Dataset excerpts
====

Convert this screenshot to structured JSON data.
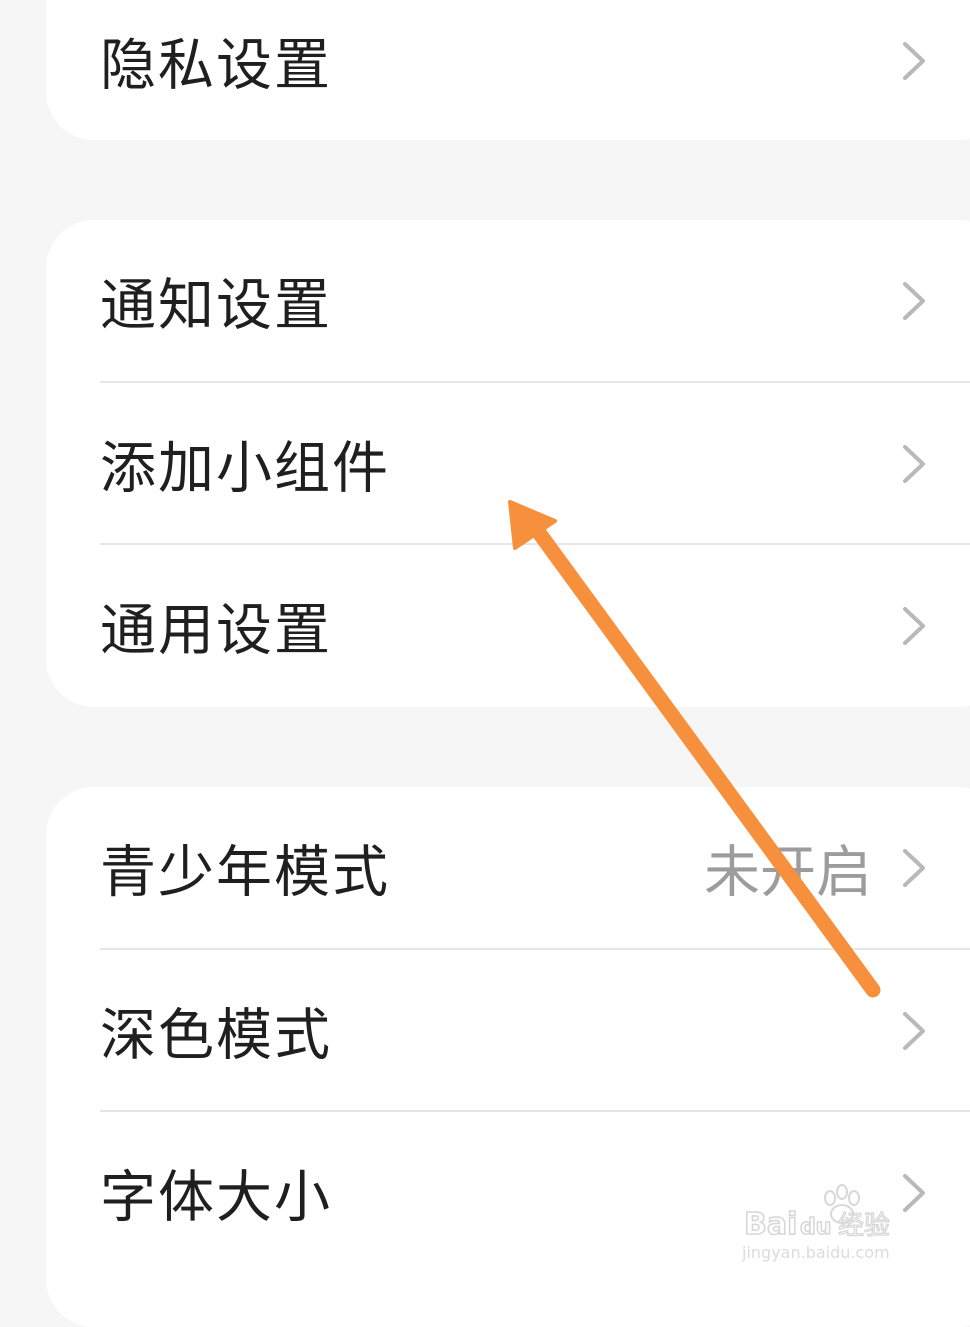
{
  "settings": {
    "privacy": "隐私设置",
    "notify": "通知设置",
    "widget": "添加小组件",
    "general": "通用设置",
    "teen": "青少年模式",
    "teen_value": "未开启",
    "dark": "深色模式",
    "font": "字体大小"
  },
  "icons": {
    "chevron": "chevron-right-icon",
    "annotation": "orange-arrow-annotation"
  },
  "colors": {
    "annotation_arrow": "#f7903c",
    "background": "#f6f6f6",
    "card": "#ffffff"
  },
  "watermark": {
    "brand": "Baidu经验",
    "url": "jingyan.baidu.com"
  }
}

====

Exercise: Reproduce the full listing above verbatim, with no pictures included.

Output of the task:
Convert this screenshot to structured JSON data.
{
  "settings": {
    "privacy": "隐私设置",
    "notify": "通知设置",
    "widget": "添加小组件",
    "general": "通用设置",
    "teen": "青少年模式",
    "teen_value": "未开启",
    "dark": "深色模式",
    "font": "字体大小"
  },
  "icons": {
    "chevron": "chevron-right-icon",
    "annotation": "orange-arrow-annotation"
  },
  "colors": {
    "annotation_arrow": "#f7903c",
    "background": "#f6f6f6",
    "card": "#ffffff"
  },
  "watermark": {
    "brand": "Baidu经验",
    "url": "jingyan.baidu.com"
  }
}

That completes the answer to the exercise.